= The exercise =
Every entry needs to be reproduced exactly.

** begin **

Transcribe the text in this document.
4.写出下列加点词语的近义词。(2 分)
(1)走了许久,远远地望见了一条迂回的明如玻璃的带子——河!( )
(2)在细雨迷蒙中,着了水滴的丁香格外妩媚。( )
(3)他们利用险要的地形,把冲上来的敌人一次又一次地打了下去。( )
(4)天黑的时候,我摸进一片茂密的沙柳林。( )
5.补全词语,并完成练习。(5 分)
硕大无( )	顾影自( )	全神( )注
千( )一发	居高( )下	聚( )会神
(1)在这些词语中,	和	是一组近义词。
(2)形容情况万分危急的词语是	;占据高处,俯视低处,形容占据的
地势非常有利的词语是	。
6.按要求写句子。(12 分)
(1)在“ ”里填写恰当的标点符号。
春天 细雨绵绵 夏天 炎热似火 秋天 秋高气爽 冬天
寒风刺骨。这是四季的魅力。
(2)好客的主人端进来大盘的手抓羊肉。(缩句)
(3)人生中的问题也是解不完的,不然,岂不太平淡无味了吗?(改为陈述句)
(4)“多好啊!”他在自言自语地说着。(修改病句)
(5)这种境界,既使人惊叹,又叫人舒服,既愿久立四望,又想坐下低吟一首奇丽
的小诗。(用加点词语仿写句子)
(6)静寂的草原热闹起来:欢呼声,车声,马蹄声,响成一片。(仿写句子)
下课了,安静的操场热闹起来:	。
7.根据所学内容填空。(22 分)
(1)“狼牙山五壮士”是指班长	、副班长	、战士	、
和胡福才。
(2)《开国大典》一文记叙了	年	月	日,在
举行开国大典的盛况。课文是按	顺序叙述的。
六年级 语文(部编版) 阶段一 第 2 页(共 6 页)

** end **

= Answer to this exercise =
Transcribe the text in this document.
4.写出下列加点词语的近义词。(2 分)
(1)走了许久,远远地望见了一条迂回的明如玻璃的带子——河!( )
(2)在细雨迷蒙中,着了水滴的丁香格外妩媚。( )
(3)他们利用险要的地形,把冲上来的敌人一次又一次地打了下去。( )
(4)天黑的时候,我摸进一片茂密的沙柳林。( )
5.补全词语,并完成练习。(5 分)
硕大无( )	顾影自( )	全神( )注
千( )一发	居高( )下	聚( )会神
(1)在这些词语中,	和	是一组近义词。
(2)形容情况万分危急的词语是	;占据高处,俯视低处,形容占据的
地势非常有利的词语是	。
6.按要求写句子。(12 分)
(1)在“ ”里填写恰当的标点符号。
春天 细雨绵绵 夏天 炎热似火 秋天 秋高气爽 冬天
寒风刺骨。这是四季的魅力。
(2)好客的主人端进来大盘的手抓羊肉。(缩句)
(3)人生中的问题也是解不完的,不然,岂不太平淡无味了吗?(改为陈述句)
(4)“多好啊!”他在自言自语地说着。(修改病句)
(5)这种境界,既使人惊叹,又叫人舒服,既愿久立四望,又想坐下低吟一首奇丽
的小诗。(用加点词语仿写句子)
(6)静寂的草原热闹起来:欢呼声,车声,马蹄声,响成一片。(仿写句子)
下课了,安静的操场热闹起来:	。
7.根据所学内容填空。(22 分)
(1)“狼牙山五壮士”是指班长	、副班长	、战士	、
和胡福才。
(2)《开国大典》一文记叙了	年	月	日,在
举行开国大典的盛况。课文是按	顺序叙述的。
六年级 语文(部编版) 阶段一 第 2 页(共 6 页)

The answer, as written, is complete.